* WHAT IS EXPECTED *
Write each line out again exactly as written.

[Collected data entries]
^^^^^^^^^^^^^^^^

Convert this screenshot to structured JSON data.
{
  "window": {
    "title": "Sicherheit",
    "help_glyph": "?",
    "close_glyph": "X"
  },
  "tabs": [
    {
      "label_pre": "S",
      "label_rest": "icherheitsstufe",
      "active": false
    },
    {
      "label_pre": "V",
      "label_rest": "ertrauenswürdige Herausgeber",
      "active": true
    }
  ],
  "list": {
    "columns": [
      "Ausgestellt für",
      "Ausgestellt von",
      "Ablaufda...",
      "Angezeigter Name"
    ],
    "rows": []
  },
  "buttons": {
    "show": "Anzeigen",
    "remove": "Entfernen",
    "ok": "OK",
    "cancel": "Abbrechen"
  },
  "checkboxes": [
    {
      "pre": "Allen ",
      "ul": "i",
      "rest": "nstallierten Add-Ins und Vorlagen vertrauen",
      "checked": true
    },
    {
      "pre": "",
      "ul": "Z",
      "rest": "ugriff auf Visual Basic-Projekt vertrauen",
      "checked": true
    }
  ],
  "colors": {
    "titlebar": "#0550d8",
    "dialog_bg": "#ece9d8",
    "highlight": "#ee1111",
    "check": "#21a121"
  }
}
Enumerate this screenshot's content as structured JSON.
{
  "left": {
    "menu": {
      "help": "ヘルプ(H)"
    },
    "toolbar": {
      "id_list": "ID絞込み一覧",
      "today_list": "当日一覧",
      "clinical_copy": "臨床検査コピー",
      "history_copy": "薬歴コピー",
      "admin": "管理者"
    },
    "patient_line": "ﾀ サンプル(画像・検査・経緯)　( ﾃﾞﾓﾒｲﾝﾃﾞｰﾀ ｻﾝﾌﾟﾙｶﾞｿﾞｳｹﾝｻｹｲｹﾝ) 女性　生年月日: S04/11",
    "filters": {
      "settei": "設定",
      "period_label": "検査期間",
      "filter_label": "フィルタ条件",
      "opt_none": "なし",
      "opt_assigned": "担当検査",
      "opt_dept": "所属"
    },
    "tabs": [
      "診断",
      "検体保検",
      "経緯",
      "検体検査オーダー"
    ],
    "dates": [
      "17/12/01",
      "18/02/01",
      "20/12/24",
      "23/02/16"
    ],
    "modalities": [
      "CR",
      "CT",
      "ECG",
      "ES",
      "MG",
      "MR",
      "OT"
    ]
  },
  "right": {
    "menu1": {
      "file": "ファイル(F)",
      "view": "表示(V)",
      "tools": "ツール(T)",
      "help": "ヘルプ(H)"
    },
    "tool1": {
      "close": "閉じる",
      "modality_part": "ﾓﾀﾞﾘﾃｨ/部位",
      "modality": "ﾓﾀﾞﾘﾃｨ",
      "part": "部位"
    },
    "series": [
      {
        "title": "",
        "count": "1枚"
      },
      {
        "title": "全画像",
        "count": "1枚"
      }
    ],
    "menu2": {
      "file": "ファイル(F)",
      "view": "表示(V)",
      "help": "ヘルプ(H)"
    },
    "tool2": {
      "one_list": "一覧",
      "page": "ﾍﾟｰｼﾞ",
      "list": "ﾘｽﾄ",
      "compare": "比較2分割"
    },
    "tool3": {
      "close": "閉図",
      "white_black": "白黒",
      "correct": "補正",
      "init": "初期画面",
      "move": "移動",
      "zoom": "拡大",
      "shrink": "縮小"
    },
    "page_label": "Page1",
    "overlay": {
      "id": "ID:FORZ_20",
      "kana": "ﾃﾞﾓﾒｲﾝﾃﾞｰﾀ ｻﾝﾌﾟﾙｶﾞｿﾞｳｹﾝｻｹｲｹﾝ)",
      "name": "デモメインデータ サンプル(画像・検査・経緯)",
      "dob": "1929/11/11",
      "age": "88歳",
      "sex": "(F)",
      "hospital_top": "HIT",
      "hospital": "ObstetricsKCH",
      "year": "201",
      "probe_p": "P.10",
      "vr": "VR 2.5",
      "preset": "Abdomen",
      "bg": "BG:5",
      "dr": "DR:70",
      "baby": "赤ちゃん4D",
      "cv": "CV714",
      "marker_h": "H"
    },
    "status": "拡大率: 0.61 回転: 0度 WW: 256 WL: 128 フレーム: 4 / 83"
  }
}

^^^^^^^^^^^^^^^^

* SOLUTION FOR THIS TASK *
Convert this screenshot to structured JSON data.
{
  "window": {
    "title": "Sicherheit",
    "help_glyph": "?",
    "close_glyph": "X"
  },
  "tabs": [
    {
      "label_pre": "S",
      "label_rest": "icherheitsstufe",
      "active": false
    },
    {
      "label_pre": "V",
      "label_rest": "ertrauenswürdige Herausgeber",
      "active": true
    }
  ],
  "list": {
    "columns": [
      "Ausgestellt für",
      "Ausgestellt von",
      "Ablaufda...",
      "Angezeigter Name"
    ],
    "rows": []
  },
  "buttons": {
    "show": "Anzeigen",
    "remove": "Entfernen",
    "ok": "OK",
    "cancel": "Abbrechen"
  },
  "checkboxes": [
    {
      "pre": "Allen ",
      "ul": "i",
      "rest": "nstallierten Add-Ins und Vorlagen vertrauen",
      "checked": true
    },
    {
      "pre": "",
      "ul": "Z",
      "rest": "ugriff auf Visual Basic-Projekt vertrauen",
      "checked": true
    }
  ],
  "colors": {
    "titlebar": "#0550d8",
    "dialog_bg": "#ece9d8",
    "highlight": "#ee1111",
    "check": "#21a121"
  }
}
Enumerate this screenshot's content as structured JSON.
{
  "left": {
    "menu": {
      "help": "ヘルプ(H)"
    },
    "toolbar": {
      "id_list": "ID絞込み一覧",
      "today_list": "当日一覧",
      "clinical_copy": "臨床検査コピー",
      "history_copy": "薬歴コピー",
      "admin": "管理者"
    },
    "patient_line": "ﾀ サンプル(画像・検査・経緯)　( ﾃﾞﾓﾒｲﾝﾃﾞｰﾀ ｻﾝﾌﾟﾙｶﾞｿﾞｳｹﾝｻｹｲｹﾝ) 女性　生年月日: S04/11",
    "filters": {
      "settei": "設定",
      "period_label": "検査期間",
      "filter_label": "フィルタ条件",
      "opt_none": "なし",
      "opt_assigned": "担当検査",
      "opt_dept": "所属"
    },
    "tabs": [
      "診断",
      "検体保検",
      "経緯",
      "検体検査オーダー"
    ],
    "dates": [
      "17/12/01",
      "18/02/01",
      "20/12/24",
      "23/02/16"
    ],
    "modalities": [
      "CR",
      "CT",
      "ECG",
      "ES",
      "MG",
      "MR",
      "OT"
    ]
  },
  "right": {
    "menu1": {
      "file": "ファイル(F)",
      "view": "表示(V)",
      "tools": "ツール(T)",
      "help": "ヘルプ(H)"
    },
    "tool1": {
      "close": "閉じる",
      "modality_part": "ﾓﾀﾞﾘﾃｨ/部位",
      "modality": "ﾓﾀﾞﾘﾃｨ",
      "part": "部位"
    },
    "series": [
      {
        "title": "",
        "count": "1枚"
      },
      {
        "title": "全画像",
        "count": "1枚"
      }
    ],
    "menu2": {
      "file": "ファイル(F)",
      "view": "表示(V)",
      "help": "ヘルプ(H)"
    },
    "tool2": {
      "one_list": "一覧",
      "page": "ﾍﾟｰｼﾞ",
      "list": "ﾘｽﾄ",
      "compare": "比較2分割"
    },
    "tool3": {
      "close": "閉図",
      "white_black": "白黒",
      "correct": "補正",
      "init": "初期画面",
      "move": "移動",
      "zoom": "拡大",
      "shrink": "縮小"
    },
    "page_label": "Page1",
    "overlay": {
      "id": "ID:FORZ_20",
      "kana": "ﾃﾞﾓﾒｲﾝﾃﾞｰﾀ ｻﾝﾌﾟﾙｶﾞｿﾞｳｹﾝｻｹｲｹﾝ)",
      "name": "デモメインデータ サンプル(画像・検査・経緯)",
      "dob": "1929/11/11",
      "age": "88歳",
      "sex": "(F)",
      "hospital_top": "HIT",
      "hospital": "ObstetricsKCH",
      "year": "201",
      "probe_p": "P.10",
      "vr": "VR 2.5",
      "preset": "Abdomen",
      "bg": "BG:5",
      "dr": "DR:70",
      "baby": "赤ちゃん4D",
      "cv": "CV714",
      "marker_h": "H"
    },
    "status": "拡大率: 0.61 回転: 0度 WW: 256 WL: 128 フレーム: 4 / 83"
  }
}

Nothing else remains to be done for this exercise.